* _Direction_: Return the whole listing, keeping every character the same.

* _Material for this exercise_:
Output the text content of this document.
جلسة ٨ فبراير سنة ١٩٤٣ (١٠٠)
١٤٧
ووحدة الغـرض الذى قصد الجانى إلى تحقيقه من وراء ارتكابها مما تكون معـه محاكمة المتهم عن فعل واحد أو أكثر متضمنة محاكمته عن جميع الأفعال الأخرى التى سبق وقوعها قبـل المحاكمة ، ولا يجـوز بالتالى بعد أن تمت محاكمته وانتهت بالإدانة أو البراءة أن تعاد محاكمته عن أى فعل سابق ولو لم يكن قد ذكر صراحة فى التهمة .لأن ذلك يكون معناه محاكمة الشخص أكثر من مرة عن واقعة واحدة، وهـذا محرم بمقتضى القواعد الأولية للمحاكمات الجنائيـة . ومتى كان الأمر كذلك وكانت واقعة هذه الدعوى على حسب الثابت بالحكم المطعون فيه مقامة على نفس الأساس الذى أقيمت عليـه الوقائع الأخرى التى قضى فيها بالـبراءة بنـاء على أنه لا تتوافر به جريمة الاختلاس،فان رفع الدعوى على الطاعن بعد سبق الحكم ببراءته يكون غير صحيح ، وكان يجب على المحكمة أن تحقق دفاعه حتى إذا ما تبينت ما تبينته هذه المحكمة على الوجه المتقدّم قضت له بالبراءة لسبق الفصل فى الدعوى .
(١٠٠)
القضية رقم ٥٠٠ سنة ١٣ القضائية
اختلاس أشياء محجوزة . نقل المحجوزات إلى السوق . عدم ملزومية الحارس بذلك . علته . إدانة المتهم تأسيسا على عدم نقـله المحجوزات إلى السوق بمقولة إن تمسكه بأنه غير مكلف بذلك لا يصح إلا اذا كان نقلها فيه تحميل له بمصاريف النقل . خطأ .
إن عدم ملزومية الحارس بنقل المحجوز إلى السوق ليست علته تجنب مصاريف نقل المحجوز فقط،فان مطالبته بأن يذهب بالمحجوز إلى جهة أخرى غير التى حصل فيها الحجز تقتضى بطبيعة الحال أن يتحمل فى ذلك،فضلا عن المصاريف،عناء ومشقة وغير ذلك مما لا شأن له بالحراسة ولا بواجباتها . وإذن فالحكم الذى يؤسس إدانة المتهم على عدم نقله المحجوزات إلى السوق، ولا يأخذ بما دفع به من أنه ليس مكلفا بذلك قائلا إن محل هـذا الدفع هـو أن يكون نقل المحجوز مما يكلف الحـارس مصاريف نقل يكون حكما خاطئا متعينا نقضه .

* _Solution_:
Output the text content of this document.
جلسة ٨ فبراير سنة ١٩٤٣ (١٠٠)
١٤٧
ووحدة الغـرض الذى قصد الجانى إلى تحقيقه من وراء ارتكابها مما تكون معـه محاكمة المتهم عن فعل واحد أو أكثر متضمنة محاكمته عن جميع الأفعال الأخرى التى سبق وقوعها قبـل المحاكمة ، ولا يجـوز بالتالى بعد أن تمت محاكمته وانتهت بالإدانة أو البراءة أن تعاد محاكمته عن أى فعل سابق ولو لم يكن قد ذكر صراحة فى التهمة .لأن ذلك يكون معناه محاكمة الشخص أكثر من مرة عن واقعة واحدة، وهـذا محرم بمقتضى القواعد الأولية للمحاكمات الجنائيـة . ومتى كان الأمر كذلك وكانت واقعة هذه الدعوى على حسب الثابت بالحكم المطعون فيه مقامة على نفس الأساس الذى أقيمت عليـه الوقائع الأخرى التى قضى فيها بالـبراءة بنـاء على أنه لا تتوافر به جريمة الاختلاس،فان رفع الدعوى على الطاعن بعد سبق الحكم ببراءته يكون غير صحيح ، وكان يجب على المحكمة أن تحقق دفاعه حتى إذا ما تبينت ما تبينته هذه المحكمة على الوجه المتقدّم قضت له بالبراءة لسبق الفصل فى الدعوى .
(١٠٠)
القضية رقم ٥٠٠ سنة ١٣ القضائية
اختلاس أشياء محجوزة . نقل المحجوزات إلى السوق . عدم ملزومية الحارس بذلك . علته . إدانة المتهم تأسيسا على عدم نقـله المحجوزات إلى السوق بمقولة إن تمسكه بأنه غير مكلف بذلك لا يصح إلا اذا كان نقلها فيه تحميل له بمصاريف النقل . خطأ .
إن عدم ملزومية الحارس بنقل المحجوز إلى السوق ليست علته تجنب مصاريف نقل المحجوز فقط،فان مطالبته بأن يذهب بالمحجوز إلى جهة أخرى غير التى حصل فيها الحجز تقتضى بطبيعة الحال أن يتحمل فى ذلك،فضلا عن المصاريف،عناء ومشقة وغير ذلك مما لا شأن له بالحراسة ولا بواجباتها . وإذن فالحكم الذى يؤسس إدانة المتهم على عدم نقله المحجوزات إلى السوق، ولا يأخذ بما دفع به من أنه ليس مكلفا بذلك قائلا إن محل هـذا الدفع هـو أن يكون نقل المحجوز مما يكلف الحـارس مصاريف نقل يكون حكما خاطئا متعينا نقضه .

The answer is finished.